## START EXCERPTED DATA
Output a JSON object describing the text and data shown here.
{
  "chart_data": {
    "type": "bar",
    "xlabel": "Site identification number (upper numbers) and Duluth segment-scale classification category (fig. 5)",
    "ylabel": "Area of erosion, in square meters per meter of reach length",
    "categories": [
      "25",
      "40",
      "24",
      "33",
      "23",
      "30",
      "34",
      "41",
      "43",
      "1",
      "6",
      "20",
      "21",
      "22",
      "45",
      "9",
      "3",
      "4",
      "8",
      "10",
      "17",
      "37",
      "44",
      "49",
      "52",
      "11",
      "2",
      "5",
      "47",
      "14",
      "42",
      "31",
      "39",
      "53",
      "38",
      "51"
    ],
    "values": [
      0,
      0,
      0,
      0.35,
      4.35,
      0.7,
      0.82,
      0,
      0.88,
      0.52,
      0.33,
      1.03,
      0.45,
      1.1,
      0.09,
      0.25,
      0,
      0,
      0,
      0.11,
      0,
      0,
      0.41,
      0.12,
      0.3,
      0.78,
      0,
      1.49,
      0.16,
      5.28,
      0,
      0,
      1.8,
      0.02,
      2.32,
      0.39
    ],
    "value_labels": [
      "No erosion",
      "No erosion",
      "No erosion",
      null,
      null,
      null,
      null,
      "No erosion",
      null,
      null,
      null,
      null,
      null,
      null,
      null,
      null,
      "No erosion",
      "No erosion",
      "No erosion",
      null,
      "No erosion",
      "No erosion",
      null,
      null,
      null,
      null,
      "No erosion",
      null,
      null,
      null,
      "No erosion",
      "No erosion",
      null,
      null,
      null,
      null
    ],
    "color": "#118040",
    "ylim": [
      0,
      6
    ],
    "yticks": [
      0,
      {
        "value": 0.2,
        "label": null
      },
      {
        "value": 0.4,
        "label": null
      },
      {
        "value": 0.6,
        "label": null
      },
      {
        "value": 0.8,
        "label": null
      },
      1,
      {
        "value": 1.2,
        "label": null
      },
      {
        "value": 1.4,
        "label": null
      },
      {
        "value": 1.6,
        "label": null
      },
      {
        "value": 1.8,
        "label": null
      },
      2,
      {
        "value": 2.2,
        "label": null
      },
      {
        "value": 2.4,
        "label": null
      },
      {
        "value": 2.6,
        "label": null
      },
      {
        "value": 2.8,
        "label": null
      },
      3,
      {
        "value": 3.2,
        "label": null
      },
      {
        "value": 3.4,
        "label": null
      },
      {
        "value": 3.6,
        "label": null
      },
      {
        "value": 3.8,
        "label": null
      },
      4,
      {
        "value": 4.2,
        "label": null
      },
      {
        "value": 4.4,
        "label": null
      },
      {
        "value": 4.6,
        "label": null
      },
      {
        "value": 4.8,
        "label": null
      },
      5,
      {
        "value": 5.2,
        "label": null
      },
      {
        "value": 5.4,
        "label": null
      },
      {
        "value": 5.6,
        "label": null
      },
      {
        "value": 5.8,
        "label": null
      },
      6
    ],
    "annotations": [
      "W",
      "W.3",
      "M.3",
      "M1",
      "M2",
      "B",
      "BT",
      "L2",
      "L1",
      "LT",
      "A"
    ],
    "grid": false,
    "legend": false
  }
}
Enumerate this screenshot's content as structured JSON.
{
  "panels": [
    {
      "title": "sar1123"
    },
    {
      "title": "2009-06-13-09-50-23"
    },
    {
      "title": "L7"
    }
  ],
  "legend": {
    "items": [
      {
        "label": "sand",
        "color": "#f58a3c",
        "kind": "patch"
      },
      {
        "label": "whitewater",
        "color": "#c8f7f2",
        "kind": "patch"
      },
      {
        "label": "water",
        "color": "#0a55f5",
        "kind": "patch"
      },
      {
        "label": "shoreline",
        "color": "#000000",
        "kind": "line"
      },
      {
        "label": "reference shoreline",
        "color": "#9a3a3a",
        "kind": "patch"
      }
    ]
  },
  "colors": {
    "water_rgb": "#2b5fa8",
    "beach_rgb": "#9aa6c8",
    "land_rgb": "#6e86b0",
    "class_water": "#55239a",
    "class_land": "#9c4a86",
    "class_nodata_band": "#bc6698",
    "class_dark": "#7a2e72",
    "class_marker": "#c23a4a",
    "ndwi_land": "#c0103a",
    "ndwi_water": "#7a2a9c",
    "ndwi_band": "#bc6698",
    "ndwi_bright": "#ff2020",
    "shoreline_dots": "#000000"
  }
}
## END EXCERPTED DATA
- **TO BE DONE**: Each record should come back exactly as written.

- **TASK ANSWER**:
Output a JSON object describing the text and data shown here.
{
  "chart_data": {
    "type": "bar",
    "xlabel": "Site identification number (upper numbers) and Duluth segment-scale classification category (fig. 5)",
    "ylabel": "Area of erosion, in square meters per meter of reach length",
    "categories": [
      "25",
      "40",
      "24",
      "33",
      "23",
      "30",
      "34",
      "41",
      "43",
      "1",
      "6",
      "20",
      "21",
      "22",
      "45",
      "9",
      "3",
      "4",
      "8",
      "10",
      "17",
      "37",
      "44",
      "49",
      "52",
      "11",
      "2",
      "5",
      "47",
      "14",
      "42",
      "31",
      "39",
      "53",
      "38",
      "51"
    ],
    "values": [
      0,
      0,
      0,
      0.35,
      4.35,
      0.7,
      0.82,
      0,
      0.88,
      0.52,
      0.33,
      1.03,
      0.45,
      1.1,
      0.09,
      0.25,
      0,
      0,
      0,
      0.11,
      0,
      0,
      0.41,
      0.12,
      0.3,
      0.78,
      0,
      1.49,
      0.16,
      5.28,
      0,
      0,
      1.8,
      0.02,
      2.32,
      0.39
    ],
    "value_labels": [
      "No erosion",
      "No erosion",
      "No erosion",
      null,
      null,
      null,
      null,
      "No erosion",
      null,
      null,
      null,
      null,
      null,
      null,
      null,
      null,
      "No erosion",
      "No erosion",
      "No erosion",
      null,
      "No erosion",
      "No erosion",
      null,
      null,
      null,
      null,
      "No erosion",
      null,
      null,
      null,
      "No erosion",
      "No erosion",
      null,
      null,
      null,
      null
    ],
    "color": "#118040",
    "ylim": [
      0,
      6
    ],
    "yticks": [
      0,
      {
        "value": 0.2,
        "label": null
      },
      {
        "value": 0.4,
        "label": null
      },
      {
        "value": 0.6,
        "label": null
      },
      {
        "value": 0.8,
        "label": null
      },
      1,
      {
        "value": 1.2,
        "label": null
      },
      {
        "value": 1.4,
        "label": null
      },
      {
        "value": 1.6,
        "label": null
      },
      {
        "value": 1.8,
        "label": null
      },
      2,
      {
        "value": 2.2,
        "label": null
      },
      {
        "value": 2.4,
        "label": null
      },
      {
        "value": 2.6,
        "label": null
      },
      {
        "value": 2.8,
        "label": null
      },
      3,
      {
        "value": 3.2,
        "label": null
      },
      {
        "value": 3.4,
        "label": null
      },
      {
        "value": 3.6,
        "label": null
      },
      {
        "value": 3.8,
        "label": null
      },
      4,
      {
        "value": 4.2,
        "label": null
      },
      {
        "value": 4.4,
        "label": null
      },
      {
        "value": 4.6,
        "label": null
      },
      {
        "value": 4.8,
        "label": null
      },
      5,
      {
        "value": 5.2,
        "label": null
      },
      {
        "value": 5.4,
        "label": null
      },
      {
        "value": 5.6,
        "label": null
      },
      {
        "value": 5.8,
        "label": null
      },
      6
    ],
    "annotations": [
      "W",
      "W.3",
      "M.3",
      "M1",
      "M2",
      "B",
      "BT",
      "L2",
      "L1",
      "LT",
      "A"
    ],
    "grid": false,
    "legend": false
  }
}
Enumerate this screenshot's content as structured JSON.
{
  "panels": [
    {
      "title": "sar1123"
    },
    {
      "title": "2009-06-13-09-50-23"
    },
    {
      "title": "L7"
    }
  ],
  "legend": {
    "items": [
      {
        "label": "sand",
        "color": "#f58a3c",
        "kind": "patch"
      },
      {
        "label": "whitewater",
        "color": "#c8f7f2",
        "kind": "patch"
      },
      {
        "label": "water",
        "color": "#0a55f5",
        "kind": "patch"
      },
      {
        "label": "shoreline",
        "color": "#000000",
        "kind": "line"
      },
      {
        "label": "reference shoreline",
        "color": "#9a3a3a",
        "kind": "patch"
      }
    ]
  },
  "colors": {
    "water_rgb": "#2b5fa8",
    "beach_rgb": "#9aa6c8",
    "land_rgb": "#6e86b0",
    "class_water": "#55239a",
    "class_land": "#9c4a86",
    "class_nodata_band": "#bc6698",
    "class_dark": "#7a2e72",
    "class_marker": "#c23a4a",
    "ndwi_land": "#c0103a",
    "ndwi_water": "#7a2a9c",
    "ndwi_band": "#bc6698",
    "ndwi_bright": "#ff2020",
    "shoreline_dots": "#000000"
  }
}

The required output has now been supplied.